Kourtney Mary Kardashian (born April 18, 1979) is an American media personality and socialite. In 2007, she and her family began starring in the reality television series Keeping Up with the Kardashians. Its success led to the creation of spin-offs including Kourtney and Khloé Take Miami and Kourtney and Kim Take New York.

With sisters Kim and Khloé, Kardashian is involved in the retail and fashion industries. They have launched several clothing collections and fragrances, and additionally released the book Kardashian Konfidential in 2010. Kourtney launched her own website called Poosh in early 2019.

Kardashian and her siblings are popular on social media and endorse products such as waist slimming pants, beauty products, Coca-Cola, and prescription drugs, for which they are paid (as of 2016) between $75,000 and $300,000 per post on Instagram, Facebook, and Twitter.

Early life
Kourtney Mary Kardashian was born in Los Angeles, California, on April 18, 1979, to Robert Kardashian and Kris (née Houghton). She has two younger sisters, Kim and Khloé, and a younger brother, Rob. In 1991, her parents divorced and her mother married Bruce Jenner, the 1976 Summer Olympics decathlon winner (in 2015, Jenner changed her name to Caitlyn), later that year. Through their marriage, Kardashian gained stepbrothers Burton "Burt", Brandon, and Brody; stepsister Casey; and later half-sisters Kendall and Kylie.

Data provided -

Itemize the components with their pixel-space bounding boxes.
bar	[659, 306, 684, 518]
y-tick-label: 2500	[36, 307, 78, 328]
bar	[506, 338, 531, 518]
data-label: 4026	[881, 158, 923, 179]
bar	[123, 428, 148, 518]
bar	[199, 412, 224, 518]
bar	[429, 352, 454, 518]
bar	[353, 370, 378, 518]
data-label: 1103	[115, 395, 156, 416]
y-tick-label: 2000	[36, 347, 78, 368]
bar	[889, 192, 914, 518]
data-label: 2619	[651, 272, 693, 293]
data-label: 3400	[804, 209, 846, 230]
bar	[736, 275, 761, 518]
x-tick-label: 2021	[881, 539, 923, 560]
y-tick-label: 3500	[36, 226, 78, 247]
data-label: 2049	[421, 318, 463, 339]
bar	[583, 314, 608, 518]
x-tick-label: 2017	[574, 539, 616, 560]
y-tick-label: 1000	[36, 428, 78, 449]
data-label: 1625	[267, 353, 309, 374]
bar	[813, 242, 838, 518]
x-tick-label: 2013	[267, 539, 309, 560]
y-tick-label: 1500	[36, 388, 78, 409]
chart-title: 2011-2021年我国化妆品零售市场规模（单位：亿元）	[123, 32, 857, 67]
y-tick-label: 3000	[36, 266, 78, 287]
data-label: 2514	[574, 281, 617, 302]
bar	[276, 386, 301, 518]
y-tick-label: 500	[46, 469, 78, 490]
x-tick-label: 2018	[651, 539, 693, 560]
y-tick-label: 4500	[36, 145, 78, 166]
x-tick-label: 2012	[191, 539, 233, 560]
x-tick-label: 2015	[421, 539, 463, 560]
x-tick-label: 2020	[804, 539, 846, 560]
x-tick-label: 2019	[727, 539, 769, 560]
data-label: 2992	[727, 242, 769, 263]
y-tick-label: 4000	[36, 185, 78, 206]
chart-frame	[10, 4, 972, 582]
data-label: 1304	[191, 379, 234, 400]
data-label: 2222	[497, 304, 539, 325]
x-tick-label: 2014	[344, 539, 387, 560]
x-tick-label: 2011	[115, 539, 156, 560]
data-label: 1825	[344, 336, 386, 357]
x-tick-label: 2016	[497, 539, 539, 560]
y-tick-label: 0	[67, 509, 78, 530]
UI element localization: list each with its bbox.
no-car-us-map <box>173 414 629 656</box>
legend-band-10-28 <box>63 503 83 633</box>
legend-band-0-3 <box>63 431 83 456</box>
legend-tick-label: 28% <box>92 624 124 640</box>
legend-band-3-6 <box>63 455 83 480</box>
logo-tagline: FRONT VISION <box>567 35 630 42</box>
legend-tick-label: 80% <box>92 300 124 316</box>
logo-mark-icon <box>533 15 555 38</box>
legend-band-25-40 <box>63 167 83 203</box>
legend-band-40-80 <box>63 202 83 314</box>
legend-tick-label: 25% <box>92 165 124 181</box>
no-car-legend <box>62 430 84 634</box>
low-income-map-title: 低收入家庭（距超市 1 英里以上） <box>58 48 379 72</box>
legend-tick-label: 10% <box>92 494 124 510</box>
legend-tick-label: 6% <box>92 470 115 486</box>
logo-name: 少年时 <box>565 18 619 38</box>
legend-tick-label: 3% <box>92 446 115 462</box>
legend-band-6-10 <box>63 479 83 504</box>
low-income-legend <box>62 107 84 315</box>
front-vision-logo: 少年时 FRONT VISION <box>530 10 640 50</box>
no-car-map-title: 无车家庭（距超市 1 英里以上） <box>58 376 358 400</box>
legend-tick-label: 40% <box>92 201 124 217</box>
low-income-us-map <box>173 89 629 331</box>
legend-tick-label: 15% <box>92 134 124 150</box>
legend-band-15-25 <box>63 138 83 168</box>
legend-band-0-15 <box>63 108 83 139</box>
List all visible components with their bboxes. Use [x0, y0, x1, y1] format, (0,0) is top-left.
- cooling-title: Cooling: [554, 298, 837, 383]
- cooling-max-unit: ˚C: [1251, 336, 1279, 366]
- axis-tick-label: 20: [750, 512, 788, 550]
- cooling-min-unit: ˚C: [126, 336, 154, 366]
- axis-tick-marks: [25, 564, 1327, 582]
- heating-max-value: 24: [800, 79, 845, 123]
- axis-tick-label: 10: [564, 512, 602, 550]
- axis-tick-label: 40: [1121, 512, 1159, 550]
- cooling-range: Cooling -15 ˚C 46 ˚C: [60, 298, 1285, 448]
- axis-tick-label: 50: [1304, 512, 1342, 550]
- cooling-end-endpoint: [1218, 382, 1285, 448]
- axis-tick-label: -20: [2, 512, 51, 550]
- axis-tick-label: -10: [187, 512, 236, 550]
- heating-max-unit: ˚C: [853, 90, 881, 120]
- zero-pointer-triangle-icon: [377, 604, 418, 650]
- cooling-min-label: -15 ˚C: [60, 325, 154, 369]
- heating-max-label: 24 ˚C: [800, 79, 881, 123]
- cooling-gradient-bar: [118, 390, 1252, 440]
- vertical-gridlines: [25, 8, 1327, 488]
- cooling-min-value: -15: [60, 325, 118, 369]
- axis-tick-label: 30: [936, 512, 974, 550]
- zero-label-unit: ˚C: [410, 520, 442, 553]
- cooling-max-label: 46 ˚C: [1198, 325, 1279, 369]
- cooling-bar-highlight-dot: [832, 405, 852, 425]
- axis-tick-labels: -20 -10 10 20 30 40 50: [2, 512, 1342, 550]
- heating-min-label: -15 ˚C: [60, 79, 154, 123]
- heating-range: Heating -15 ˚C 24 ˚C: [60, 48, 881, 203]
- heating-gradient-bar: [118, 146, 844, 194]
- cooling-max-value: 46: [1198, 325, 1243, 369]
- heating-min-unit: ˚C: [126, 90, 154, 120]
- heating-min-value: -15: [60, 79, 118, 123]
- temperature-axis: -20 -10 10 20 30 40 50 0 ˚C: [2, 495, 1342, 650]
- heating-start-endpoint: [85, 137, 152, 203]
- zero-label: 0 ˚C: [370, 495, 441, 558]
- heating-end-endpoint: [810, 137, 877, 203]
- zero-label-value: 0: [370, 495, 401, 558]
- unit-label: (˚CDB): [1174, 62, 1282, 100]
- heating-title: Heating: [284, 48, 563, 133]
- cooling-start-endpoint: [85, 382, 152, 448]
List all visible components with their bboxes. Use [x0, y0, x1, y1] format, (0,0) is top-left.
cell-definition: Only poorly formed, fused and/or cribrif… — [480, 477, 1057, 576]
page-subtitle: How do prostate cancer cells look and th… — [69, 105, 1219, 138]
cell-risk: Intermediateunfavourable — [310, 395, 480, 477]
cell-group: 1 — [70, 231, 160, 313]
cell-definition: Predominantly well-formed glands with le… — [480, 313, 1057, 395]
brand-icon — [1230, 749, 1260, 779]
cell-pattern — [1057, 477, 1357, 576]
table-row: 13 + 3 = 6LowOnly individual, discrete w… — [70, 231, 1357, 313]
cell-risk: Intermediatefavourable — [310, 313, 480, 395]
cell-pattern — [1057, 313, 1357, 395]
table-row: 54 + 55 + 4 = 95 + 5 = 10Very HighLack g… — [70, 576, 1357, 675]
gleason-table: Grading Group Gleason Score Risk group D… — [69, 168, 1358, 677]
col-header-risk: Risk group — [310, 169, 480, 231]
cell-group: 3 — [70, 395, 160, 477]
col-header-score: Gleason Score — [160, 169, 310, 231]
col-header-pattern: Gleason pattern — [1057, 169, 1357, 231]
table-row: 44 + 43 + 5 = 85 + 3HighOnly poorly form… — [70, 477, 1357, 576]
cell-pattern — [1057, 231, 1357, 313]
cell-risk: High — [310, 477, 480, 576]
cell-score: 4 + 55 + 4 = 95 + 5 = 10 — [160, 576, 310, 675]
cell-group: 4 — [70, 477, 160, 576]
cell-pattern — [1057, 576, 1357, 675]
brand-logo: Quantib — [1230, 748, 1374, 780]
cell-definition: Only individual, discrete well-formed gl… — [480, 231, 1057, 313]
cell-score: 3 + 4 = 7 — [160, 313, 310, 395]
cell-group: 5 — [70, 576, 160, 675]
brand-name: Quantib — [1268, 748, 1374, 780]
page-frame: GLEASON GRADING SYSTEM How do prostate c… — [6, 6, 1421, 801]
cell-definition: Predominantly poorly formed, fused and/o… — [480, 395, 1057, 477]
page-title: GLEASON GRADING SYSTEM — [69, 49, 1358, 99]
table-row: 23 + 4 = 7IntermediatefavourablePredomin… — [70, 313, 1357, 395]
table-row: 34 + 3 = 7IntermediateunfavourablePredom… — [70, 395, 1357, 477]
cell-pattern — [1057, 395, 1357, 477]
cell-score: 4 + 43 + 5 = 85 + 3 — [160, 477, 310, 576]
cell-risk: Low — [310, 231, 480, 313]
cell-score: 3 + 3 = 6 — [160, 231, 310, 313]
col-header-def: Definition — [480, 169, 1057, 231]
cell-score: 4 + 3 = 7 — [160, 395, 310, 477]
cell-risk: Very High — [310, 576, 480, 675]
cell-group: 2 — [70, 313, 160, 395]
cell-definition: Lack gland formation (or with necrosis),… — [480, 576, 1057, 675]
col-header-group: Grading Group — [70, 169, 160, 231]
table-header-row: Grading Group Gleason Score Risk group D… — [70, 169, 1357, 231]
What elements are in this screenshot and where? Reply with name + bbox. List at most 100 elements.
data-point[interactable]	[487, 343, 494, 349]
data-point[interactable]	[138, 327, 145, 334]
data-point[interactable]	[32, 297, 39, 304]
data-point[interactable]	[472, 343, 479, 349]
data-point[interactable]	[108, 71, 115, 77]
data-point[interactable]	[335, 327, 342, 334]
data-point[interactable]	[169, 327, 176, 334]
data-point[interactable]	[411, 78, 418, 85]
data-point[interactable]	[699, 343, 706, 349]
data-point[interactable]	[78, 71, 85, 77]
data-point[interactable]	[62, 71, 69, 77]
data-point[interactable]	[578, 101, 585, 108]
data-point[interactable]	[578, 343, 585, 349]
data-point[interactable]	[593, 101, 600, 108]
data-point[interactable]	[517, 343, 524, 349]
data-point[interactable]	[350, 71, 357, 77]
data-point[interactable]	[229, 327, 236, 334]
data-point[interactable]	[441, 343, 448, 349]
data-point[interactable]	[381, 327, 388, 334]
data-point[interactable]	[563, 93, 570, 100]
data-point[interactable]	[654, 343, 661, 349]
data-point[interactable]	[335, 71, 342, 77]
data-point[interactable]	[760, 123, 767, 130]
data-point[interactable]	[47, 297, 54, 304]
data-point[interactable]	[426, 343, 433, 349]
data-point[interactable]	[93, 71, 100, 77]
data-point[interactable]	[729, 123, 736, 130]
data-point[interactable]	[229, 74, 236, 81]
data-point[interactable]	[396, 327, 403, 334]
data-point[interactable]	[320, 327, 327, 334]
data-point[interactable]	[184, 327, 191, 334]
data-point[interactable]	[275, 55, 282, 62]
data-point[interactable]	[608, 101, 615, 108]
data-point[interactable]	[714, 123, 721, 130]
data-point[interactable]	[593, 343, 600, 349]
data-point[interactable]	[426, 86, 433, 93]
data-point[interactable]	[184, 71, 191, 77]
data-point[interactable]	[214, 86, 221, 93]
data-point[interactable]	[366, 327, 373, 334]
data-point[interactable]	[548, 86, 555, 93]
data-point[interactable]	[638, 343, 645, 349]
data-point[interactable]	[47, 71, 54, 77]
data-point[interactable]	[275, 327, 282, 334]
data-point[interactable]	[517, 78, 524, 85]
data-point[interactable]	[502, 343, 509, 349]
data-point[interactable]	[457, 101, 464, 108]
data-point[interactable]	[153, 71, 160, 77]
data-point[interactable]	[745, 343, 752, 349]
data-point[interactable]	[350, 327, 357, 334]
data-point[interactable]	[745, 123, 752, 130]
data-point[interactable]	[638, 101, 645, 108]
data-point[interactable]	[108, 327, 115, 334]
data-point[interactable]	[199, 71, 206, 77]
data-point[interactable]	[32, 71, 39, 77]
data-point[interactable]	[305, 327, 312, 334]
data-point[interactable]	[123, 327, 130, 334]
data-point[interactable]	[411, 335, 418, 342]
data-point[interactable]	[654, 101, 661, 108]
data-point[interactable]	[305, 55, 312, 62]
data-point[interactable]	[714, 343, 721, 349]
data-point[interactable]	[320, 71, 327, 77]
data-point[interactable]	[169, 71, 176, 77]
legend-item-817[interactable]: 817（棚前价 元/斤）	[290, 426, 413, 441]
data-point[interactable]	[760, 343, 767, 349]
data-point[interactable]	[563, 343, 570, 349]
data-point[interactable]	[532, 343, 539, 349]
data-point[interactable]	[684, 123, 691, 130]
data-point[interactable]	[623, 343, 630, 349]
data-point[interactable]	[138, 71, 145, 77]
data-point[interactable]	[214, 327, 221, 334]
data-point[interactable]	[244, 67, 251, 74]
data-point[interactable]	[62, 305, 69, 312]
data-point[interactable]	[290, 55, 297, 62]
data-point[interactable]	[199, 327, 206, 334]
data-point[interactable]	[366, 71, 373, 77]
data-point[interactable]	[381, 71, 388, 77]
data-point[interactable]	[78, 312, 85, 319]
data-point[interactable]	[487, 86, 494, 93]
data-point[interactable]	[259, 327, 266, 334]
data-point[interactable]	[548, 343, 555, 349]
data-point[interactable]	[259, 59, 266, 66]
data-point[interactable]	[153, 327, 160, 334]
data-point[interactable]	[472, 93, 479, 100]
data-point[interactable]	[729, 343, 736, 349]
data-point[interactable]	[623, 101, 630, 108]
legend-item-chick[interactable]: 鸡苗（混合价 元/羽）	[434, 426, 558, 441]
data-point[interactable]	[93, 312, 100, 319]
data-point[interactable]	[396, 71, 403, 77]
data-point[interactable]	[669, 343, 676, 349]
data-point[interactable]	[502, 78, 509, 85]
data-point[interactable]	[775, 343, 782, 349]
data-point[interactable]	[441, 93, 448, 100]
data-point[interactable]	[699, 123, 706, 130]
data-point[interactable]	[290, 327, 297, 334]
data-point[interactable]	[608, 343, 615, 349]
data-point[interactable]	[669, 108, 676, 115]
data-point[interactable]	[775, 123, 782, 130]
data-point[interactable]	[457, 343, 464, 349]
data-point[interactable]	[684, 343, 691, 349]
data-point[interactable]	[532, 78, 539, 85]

What the task asks - Can you continue the Kourtney Kardashian biography, starting right after its last sentence? You won't need the entries for this.

Task output -
Kardashian attended Marymount High School, a Roman Catholic all-girls school in Los Angeles. Following graduation, she moved to Dallas, Texas, to attend Southern Methodist University for two years. Kardashian then lived in Tucson, Arizona, where she graduated from the University of Arizona with a bachelor's degree in Theatre Arts and a minor in Spanish. Her classmates included Nicole Richie and Luke Walton. In 1994, her father garnered public attention as an additional defense lawyer for football player O. J. Simpson during his murder trial.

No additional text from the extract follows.